§ WHAT YOU NEED TO DO:
Will you output the entries below exactly, skipping every image they contain?

§ DATA PROVIDED:
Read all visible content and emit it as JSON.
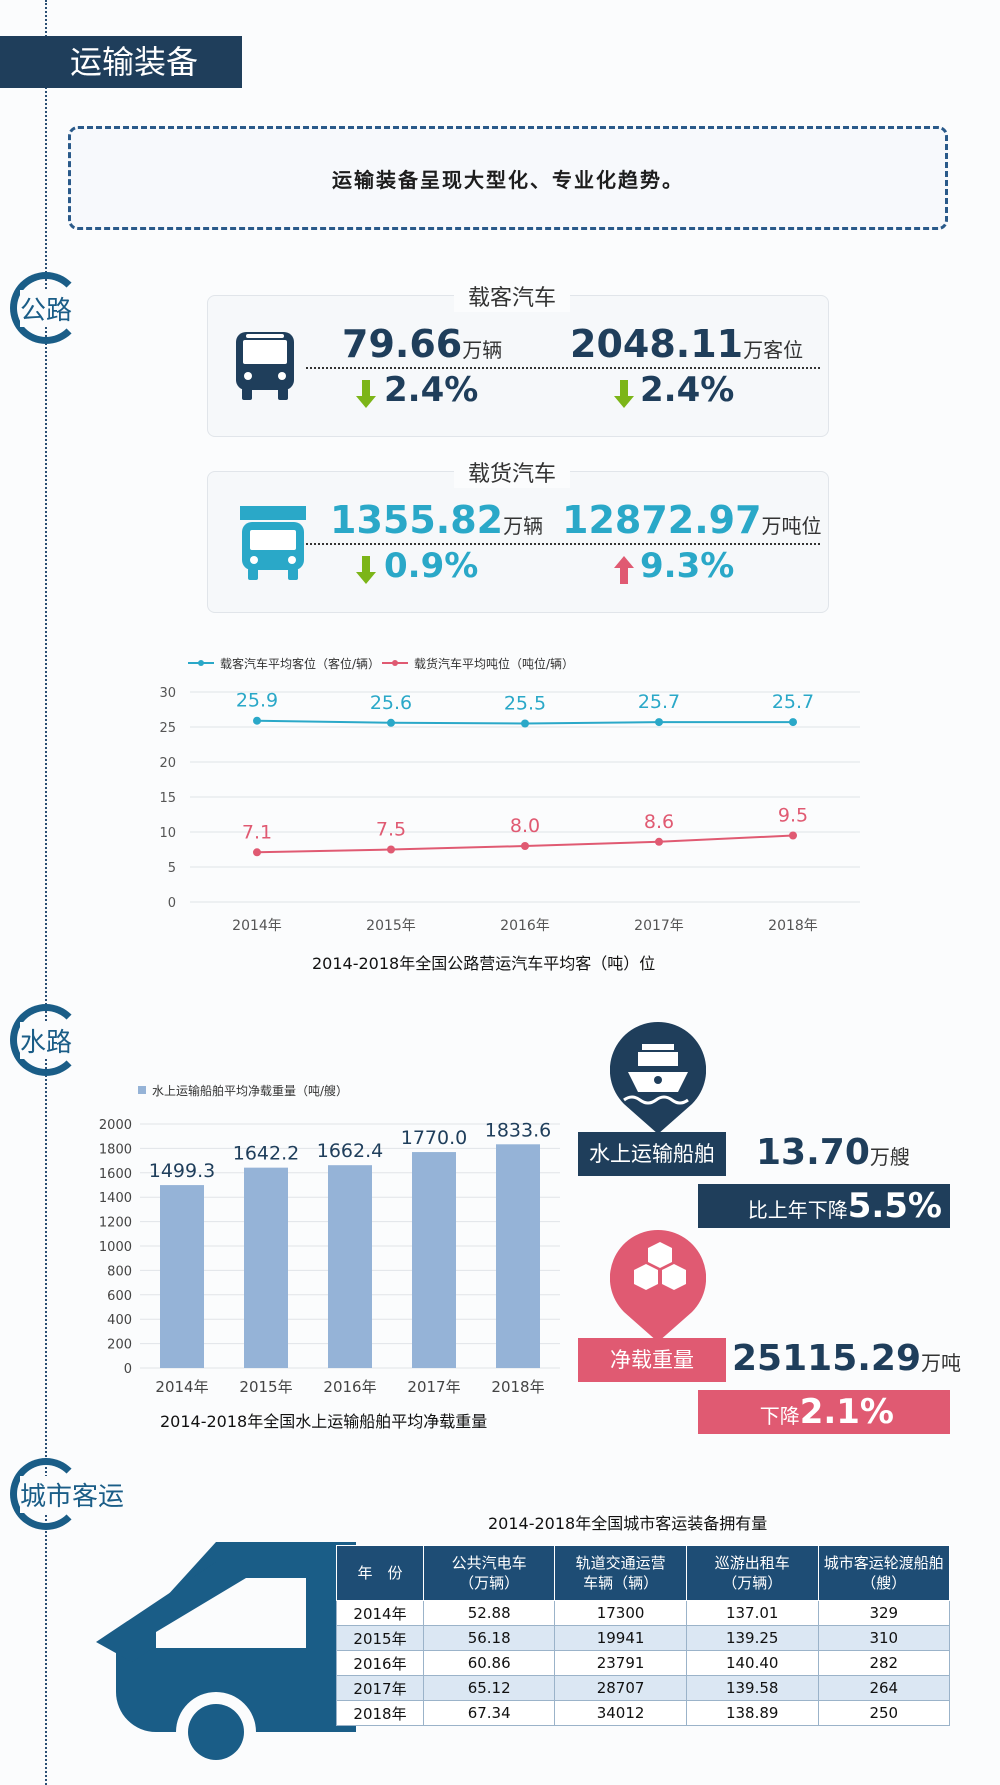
{
  "header": {
    "title": "运输装备"
  },
  "intro": "运输装备呈现大型化、专业化趋势。",
  "sections": {
    "road": "公路",
    "water": "水路",
    "city": "城市客运"
  },
  "bus_card": {
    "title": "载客汽车",
    "v1": "79.66",
    "u1": "万辆",
    "p1": "2.4%",
    "v2": "2048.11",
    "u2": "万客位",
    "p2": "2.4%"
  },
  "truck_card": {
    "title": "载货汽车",
    "v1": "1355.82",
    "u1": "万辆",
    "p1": "0.9%",
    "v2": "12872.97",
    "u2": "万吨位",
    "p2": "9.3%"
  },
  "ship_stats": {
    "label": "水上运输船舶",
    "value": "13.70",
    "unit": "万艘",
    "change_prefix": "比上年下降",
    "change": "5.5%"
  },
  "load_stats": {
    "label": "净载重量",
    "value": "25115.29",
    "unit": "万吨",
    "change_prefix": "下降",
    "change": "2.1%"
  },
  "colors": {
    "navy": "#1f3e5b",
    "teal": "#2aa8c8",
    "red": "#e05a72",
    "green": "#7cb518",
    "bar": "#95b3d7"
  },
  "chart_data": [
    {
      "type": "line",
      "caption": "2014-2018年全国公路营运汽车平均客（吨）位",
      "categories": [
        "2014年",
        "2015年",
        "2016年",
        "2017年",
        "2018年"
      ],
      "series": [
        {
          "name": "载客汽车平均客位（客位/辆）",
          "values": [
            25.9,
            25.6,
            25.5,
            25.7,
            25.7
          ],
          "color": "#2aa8c8"
        },
        {
          "name": "载货汽车平均吨位（吨位/辆）",
          "values": [
            7.1,
            7.5,
            8.0,
            8.6,
            9.5
          ],
          "color": "#e05a72"
        }
      ],
      "ylim": [
        0,
        30
      ],
      "yticks": [
        0,
        5,
        10,
        15,
        20,
        25,
        30
      ],
      "labels": {
        "s0": [
          "25.9",
          "25.6",
          "25.5",
          "25.7",
          "25.7"
        ],
        "s1": [
          "7.1",
          "7.5",
          "8.0",
          "8.6",
          "9.5"
        ]
      }
    },
    {
      "type": "bar",
      "caption": "2014-2018年全国水上运输船舶平均净载重量",
      "legend": "水上运输船舶平均净载重量（吨/艘）",
      "categories": [
        "2014年",
        "2015年",
        "2016年",
        "2017年",
        "2018年"
      ],
      "values": [
        1499.3,
        1642.2,
        1662.4,
        1770.0,
        1833.6
      ],
      "value_labels": [
        "1499.3",
        "1642.2",
        "1662.4",
        "1770.0",
        "1833.6"
      ],
      "ylim": [
        0,
        2000
      ],
      "yticks": [
        0,
        200,
        400,
        600,
        800,
        1000,
        1200,
        1400,
        1600,
        1800,
        2000
      ]
    },
    {
      "type": "table",
      "caption": "2014-2018年全国城市客运装备拥有量",
      "headers": [
        [
          "年　份"
        ],
        [
          "公共汽电车",
          "（万辆）"
        ],
        [
          "轨道交通运营",
          "车辆（辆）"
        ],
        [
          "巡游出租车",
          "（万辆）"
        ],
        [
          "城市客运轮渡船舶",
          "（艘）"
        ]
      ],
      "rows": [
        [
          "2014年",
          "52.88",
          "17300",
          "137.01",
          "329"
        ],
        [
          "2015年",
          "56.18",
          "19941",
          "139.25",
          "310"
        ],
        [
          "2016年",
          "60.86",
          "23791",
          "140.40",
          "282"
        ],
        [
          "2017年",
          "65.12",
          "28707",
          "139.58",
          "264"
        ],
        [
          "2018年",
          "67.34",
          "34012",
          "138.89",
          "250"
        ]
      ]
    }
  ]
}
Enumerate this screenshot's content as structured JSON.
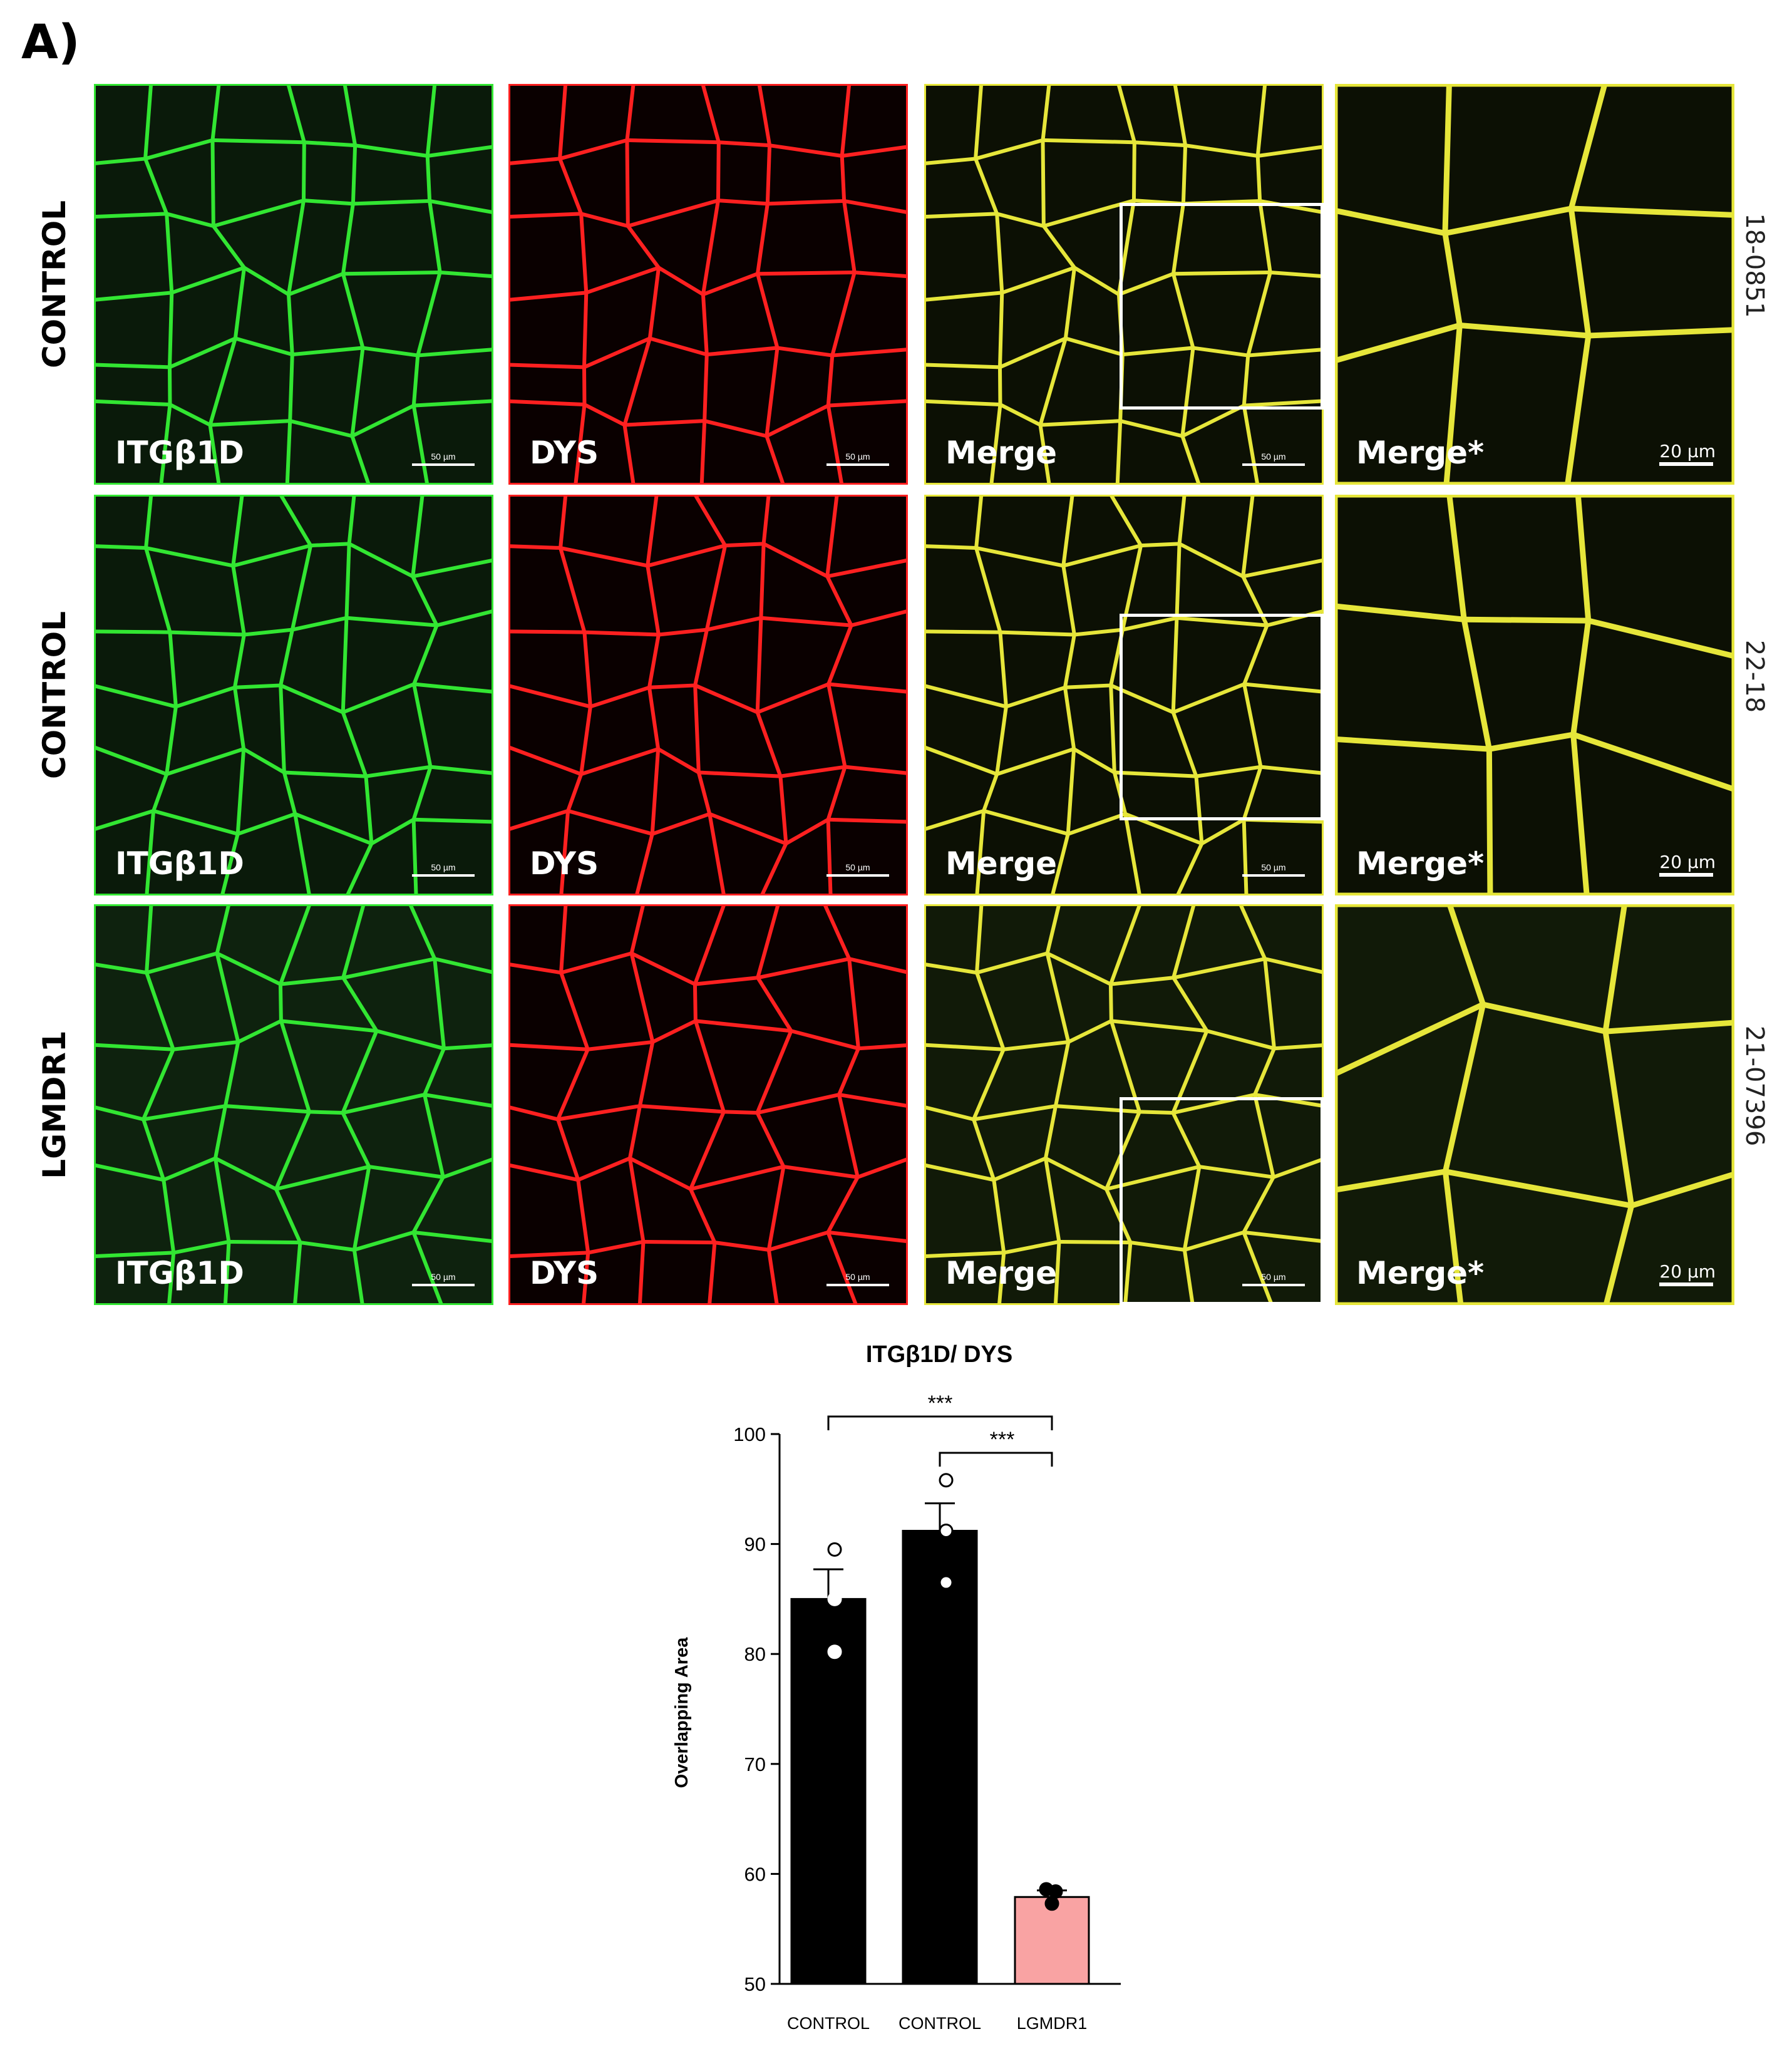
{
  "panel_letter": "A)",
  "channel_labels": {
    "integrin": "ITGβ1D",
    "dystrophin": "DYS",
    "merge": "Merge",
    "merge_zoom": "Merge*"
  },
  "scale_bars": {
    "overview": "50 µm",
    "zoom": "20 µm"
  },
  "rows": [
    {
      "condition": "CONTROL",
      "sample_id": "18-0851"
    },
    {
      "condition": "CONTROL",
      "sample_id": "22-18"
    },
    {
      "condition": "LGMDR1",
      "sample_id": "21-07396"
    }
  ],
  "colors": {
    "integrin_channel": "#32e632",
    "dystrophin_channel": "#ff2020",
    "merge_channel": "#e6e63a",
    "control_bar": "#000000",
    "lgmdr1_bar": "#f9a3a3"
  },
  "chart_data": {
    "type": "bar",
    "title": "ITGβ1D/ DYS",
    "xlabel": "",
    "ylabel": "Overlapping Area",
    "categories": [
      "CONTROL",
      "CONTROL",
      "LGMDR1"
    ],
    "values": [
      85.0,
      91.2,
      57.9
    ],
    "sem": [
      2.7,
      2.5,
      0.6
    ],
    "points": [
      [
        89.5,
        85.0,
        80.2
      ],
      [
        95.8,
        91.2,
        86.5
      ],
      [
        58.6,
        58.4,
        57.3
      ]
    ],
    "ylim": [
      50,
      100
    ],
    "yticks": [
      50,
      60,
      70,
      80,
      90,
      100
    ],
    "significance": [
      {
        "pair": [
          0,
          2
        ],
        "label": "***"
      },
      {
        "pair": [
          1,
          2
        ],
        "label": "***"
      }
    ],
    "grid": false
  }
}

§ OUTPUT BELOW:
Read all visible content and emit it as JSON.
{
  "header": {
    "title": "运输装备"
  },
  "intro": "运输装备呈现大型化、专业化趋势。",
  "sections": {
    "road": "公路",
    "water": "水路",
    "city": "城市客运"
  },
  "bus_card": {
    "title": "载客汽车",
    "v1": "79.66",
    "u1": "万辆",
    "p1": "2.4%",
    "v2": "2048.11",
    "u2": "万客位",
    "p2": "2.4%"
  },
  "truck_card": {
    "title": "载货汽车",
    "v1": "1355.82",
    "u1": "万辆",
    "p1": "0.9%",
    "v2": "12872.97",
    "u2": "万吨位",
    "p2": "9.3%"
  },
  "ship_stats": {
    "label": "水上运输船舶",
    "value": "13.70",
    "unit": "万艘",
    "change_prefix": "比上年下降",
    "change": "5.5%"
  },
  "load_stats": {
    "label": "净载重量",
    "value": "25115.29",
    "unit": "万吨",
    "change_prefix": "下降",
    "change": "2.1%"
  },
  "colors": {
    "navy": "#1f3e5b",
    "teal": "#2aa8c8",
    "red": "#e05a72",
    "green": "#7cb518",
    "bar": "#95b3d7"
  },
  "chart_data": [
    {
      "type": "line",
      "caption": "2014-2018年全国公路营运汽车平均客（吨）位",
      "categories": [
        "2014年",
        "2015年",
        "2016年",
        "2017年",
        "2018年"
      ],
      "series": [
        {
          "name": "载客汽车平均客位（客位/辆）",
          "values": [
            25.9,
            25.6,
            25.5,
            25.7,
            25.7
          ],
          "color": "#2aa8c8"
        },
        {
          "name": "载货汽车平均吨位（吨位/辆）",
          "values": [
            7.1,
            7.5,
            8.0,
            8.6,
            9.5
          ],
          "color": "#e05a72"
        }
      ],
      "ylim": [
        0,
        30
      ],
      "yticks": [
        0,
        5,
        10,
        15,
        20,
        25,
        30
      ],
      "labels": {
        "s0": [
          "25.9",
          "25.6",
          "25.5",
          "25.7",
          "25.7"
        ],
        "s1": [
          "7.1",
          "7.5",
          "8.0",
          "8.6",
          "9.5"
        ]
      }
    },
    {
      "type": "bar",
      "caption": "2014-2018年全国水上运输船舶平均净载重量",
      "legend": "水上运输船舶平均净载重量（吨/艘）",
      "categories": [
        "2014年",
        "2015年",
        "2016年",
        "2017年",
        "2018年"
      ],
      "values": [
        1499.3,
        1642.2,
        1662.4,
        1770.0,
        1833.6
      ],
      "value_labels": [
        "1499.3",
        "1642.2",
        "1662.4",
        "1770.0",
        "1833.6"
      ],
      "ylim": [
        0,
        2000
      ],
      "yticks": [
        0,
        200,
        400,
        600,
        800,
        1000,
        1200,
        1400,
        1600,
        1800,
        2000
      ]
    },
    {
      "type": "table",
      "caption": "2014-2018年全国城市客运装备拥有量",
      "headers": [
        [
          "年　份"
        ],
        [
          "公共汽电车",
          "（万辆）"
        ],
        [
          "轨道交通运营",
          "车辆（辆）"
        ],
        [
          "巡游出租车",
          "（万辆）"
        ],
        [
          "城市客运轮渡船舶",
          "（艘）"
        ]
      ],
      "rows": [
        [
          "2014年",
          "52.88",
          "17300",
          "137.01",
          "329"
        ],
        [
          "2015年",
          "56.18",
          "19941",
          "139.25",
          "310"
        ],
        [
          "2016年",
          "60.86",
          "23791",
          "140.40",
          "282"
        ],
        [
          "2017年",
          "65.12",
          "28707",
          "139.58",
          "264"
        ],
        [
          "2018年",
          "67.34",
          "34012",
          "138.89",
          "250"
        ]
      ]
    }
  ]
}
Enumerate this screenshot's content as structured JSON.
{
  "panel_letter": "A)",
  "channel_labels": {
    "integrin": "ITGβ1D",
    "dystrophin": "DYS",
    "merge": "Merge",
    "merge_zoom": "Merge*"
  },
  "scale_bars": {
    "overview": "50 µm",
    "zoom": "20 µm"
  },
  "rows": [
    {
      "condition": "CONTROL",
      "sample_id": "18-0851"
    },
    {
      "condition": "CONTROL",
      "sample_id": "22-18"
    },
    {
      "condition": "LGMDR1",
      "sample_id": "21-07396"
    }
  ],
  "colors": {
    "integrin_channel": "#32e632",
    "dystrophin_channel": "#ff2020",
    "merge_channel": "#e6e63a",
    "control_bar": "#000000",
    "lgmdr1_bar": "#f9a3a3"
  },
  "chart_data": {
    "type": "bar",
    "title": "ITGβ1D/ DYS",
    "xlabel": "",
    "ylabel": "Overlapping Area",
    "categories": [
      "CONTROL",
      "CONTROL",
      "LGMDR1"
    ],
    "values": [
      85.0,
      91.2,
      57.9
    ],
    "sem": [
      2.7,
      2.5,
      0.6
    ],
    "points": [
      [
        89.5,
        85.0,
        80.2
      ],
      [
        95.8,
        91.2,
        86.5
      ],
      [
        58.6,
        58.4,
        57.3
      ]
    ],
    "ylim": [
      50,
      100
    ],
    "yticks": [
      50,
      60,
      70,
      80,
      90,
      100
    ],
    "significance": [
      {
        "pair": [
          0,
          2
        ],
        "label": "***"
      },
      {
        "pair": [
          1,
          2
        ],
        "label": "***"
      }
    ],
    "grid": false
  }
}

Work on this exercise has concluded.